> THE REQUEST: Restate the material word for word and leave out anything that is a picture.

> SUPPLIED MATERIAL:
-- Begin --

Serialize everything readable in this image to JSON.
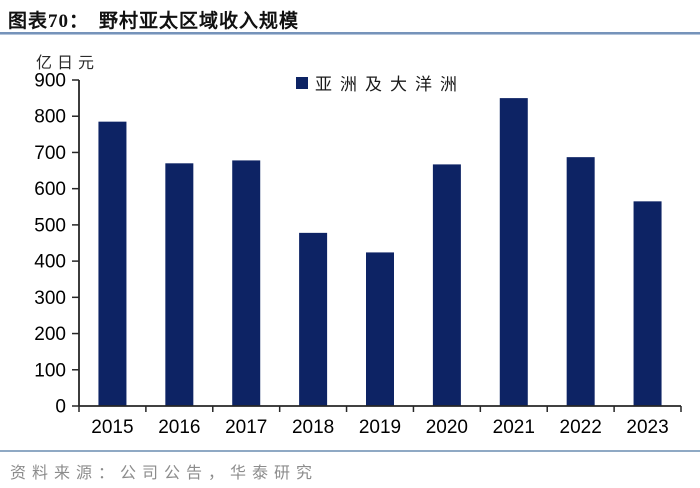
{
  "figure": {
    "label": "图表70：",
    "title": "野村亚太区域收入规模",
    "source": "资料来源：公司公告，华泰研究"
  },
  "chart_data": {
    "type": "bar",
    "title": "野村亚太区域收入规模",
    "unit_label": "亿日元",
    "xlabel": "",
    "ylabel": "亿日元",
    "legend": [
      "亚洲及大洋洲"
    ],
    "legend_position": "top-center",
    "categories": [
      "2015",
      "2016",
      "2017",
      "2018",
      "2019",
      "2020",
      "2021",
      "2022",
      "2023"
    ],
    "values": [
      785,
      670,
      678,
      478,
      424,
      667,
      850,
      687,
      565
    ],
    "ylim": [
      0,
      900
    ],
    "ytick_step": 100,
    "grid": false,
    "bar_color": "#0d2364",
    "axis_color": "#262626",
    "label_color": "#000000"
  }
}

-- End --

> FULL OUTPUT:
Serialize everything readable in this image to JSON.
{
  "figure": {
    "label": "图表70：",
    "title": "野村亚太区域收入规模",
    "source": "资料来源：公司公告，华泰研究"
  },
  "chart_data": {
    "type": "bar",
    "title": "野村亚太区域收入规模",
    "unit_label": "亿日元",
    "xlabel": "",
    "ylabel": "亿日元",
    "legend": [
      "亚洲及大洋洲"
    ],
    "legend_position": "top-center",
    "categories": [
      "2015",
      "2016",
      "2017",
      "2018",
      "2019",
      "2020",
      "2021",
      "2022",
      "2023"
    ],
    "values": [
      785,
      670,
      678,
      478,
      424,
      667,
      850,
      687,
      565
    ],
    "ylim": [
      0,
      900
    ],
    "ytick_step": 100,
    "grid": false,
    "bar_color": "#0d2364",
    "axis_color": "#262626",
    "label_color": "#000000"
  }
}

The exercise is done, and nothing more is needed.